# Exercise prompt:
Restate the records in full, so that each line matches the original exactly.
= = = =
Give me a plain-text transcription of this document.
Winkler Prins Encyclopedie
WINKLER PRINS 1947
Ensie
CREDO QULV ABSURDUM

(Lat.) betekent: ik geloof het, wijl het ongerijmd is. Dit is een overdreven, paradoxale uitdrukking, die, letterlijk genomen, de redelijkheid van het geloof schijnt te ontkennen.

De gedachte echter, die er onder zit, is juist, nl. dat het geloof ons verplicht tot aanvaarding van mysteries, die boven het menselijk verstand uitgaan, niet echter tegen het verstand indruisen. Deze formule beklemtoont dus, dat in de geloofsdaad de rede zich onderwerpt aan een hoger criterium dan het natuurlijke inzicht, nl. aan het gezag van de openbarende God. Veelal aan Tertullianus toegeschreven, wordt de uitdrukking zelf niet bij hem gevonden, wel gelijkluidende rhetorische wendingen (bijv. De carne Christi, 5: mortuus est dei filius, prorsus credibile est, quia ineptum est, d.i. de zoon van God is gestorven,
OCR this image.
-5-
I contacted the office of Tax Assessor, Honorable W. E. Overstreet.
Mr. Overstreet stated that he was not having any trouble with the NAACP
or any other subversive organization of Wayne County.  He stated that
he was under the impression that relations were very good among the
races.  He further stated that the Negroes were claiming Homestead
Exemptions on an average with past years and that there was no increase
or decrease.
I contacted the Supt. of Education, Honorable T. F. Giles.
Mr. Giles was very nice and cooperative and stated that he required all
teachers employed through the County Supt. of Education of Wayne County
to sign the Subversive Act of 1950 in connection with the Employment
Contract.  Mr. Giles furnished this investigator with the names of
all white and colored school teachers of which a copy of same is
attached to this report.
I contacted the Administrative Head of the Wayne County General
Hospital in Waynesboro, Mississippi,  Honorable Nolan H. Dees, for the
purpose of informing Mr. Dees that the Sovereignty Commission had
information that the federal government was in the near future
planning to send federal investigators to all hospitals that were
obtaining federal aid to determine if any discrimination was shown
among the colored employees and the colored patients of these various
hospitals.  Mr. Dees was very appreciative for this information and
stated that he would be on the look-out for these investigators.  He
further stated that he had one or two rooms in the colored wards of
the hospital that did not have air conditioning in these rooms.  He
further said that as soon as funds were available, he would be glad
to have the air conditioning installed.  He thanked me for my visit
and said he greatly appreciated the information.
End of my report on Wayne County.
= = = =
# Answer below:
Give me a plain-text transcription of this document.
Winkler Prins Encyclopedie
WINKLER PRINS 1947
Ensie
CREDO QULV ABSURDUM

(Lat.) betekent: ik geloof het, wijl het ongerijmd is. Dit is een overdreven, paradoxale uitdrukking, die, letterlijk genomen, de redelijkheid van het geloof schijnt te ontkennen.

De gedachte echter, die er onder zit, is juist, nl. dat het geloof ons verplicht tot aanvaarding van mysteries, die boven het menselijk verstand uitgaan, niet echter tegen het verstand indruisen. Deze formule beklemtoont dus, dat in de geloofsdaad de rede zich onderwerpt aan een hoger criterium dan het natuurlijke inzicht, nl. aan het gezag van de openbarende God. Veelal aan Tertullianus toegeschreven, wordt de uitdrukking zelf niet bij hem gevonden, wel gelijkluidende rhetorische wendingen (bijv. De carne Christi, 5: mortuus est dei filius, prorsus credibile est, quia ineptum est, d.i. de zoon van God is gestorven,
OCR this image.
-5-
I contacted the office of Tax Assessor, Honorable W. E. Overstreet.
Mr. Overstreet stated that he was not having any trouble with the NAACP
or any other subversive organization of Wayne County.  He stated that
he was under the impression that relations were very good among the
races.  He further stated that the Negroes were claiming Homestead
Exemptions on an average with past years and that there was no increase
or decrease.
I contacted the Supt. of Education, Honorable T. F. Giles.
Mr. Giles was very nice and cooperative and stated that he required all
teachers employed through the County Supt. of Education of Wayne County
to sign the Subversive Act of 1950 in connection with the Employment
Contract.  Mr. Giles furnished this investigator with the names of
all white and colored school teachers of which a copy of same is
attached to this report.
I contacted the Administrative Head of the Wayne County General
Hospital in Waynesboro, Mississippi,  Honorable Nolan H. Dees, for the
purpose of informing Mr. Dees that the Sovereignty Commission had
information that the federal government was in the near future
planning to send federal investigators to all hospitals that were
obtaining federal aid to determine if any discrimination was shown
among the colored employees and the colored patients of these various
hospitals.  Mr. Dees was very appreciative for this information and
stated that he would be on the look-out for these investigators.  He
further stated that he had one or two rooms in the colored wards of
the hospital that did not have air conditioning in these rooms.  He
further said that as soon as funds were available, he would be glad
to have the air conditioning installed.  He thanked me for my visit
and said he greatly appreciated the information.
End of my report on Wayne County.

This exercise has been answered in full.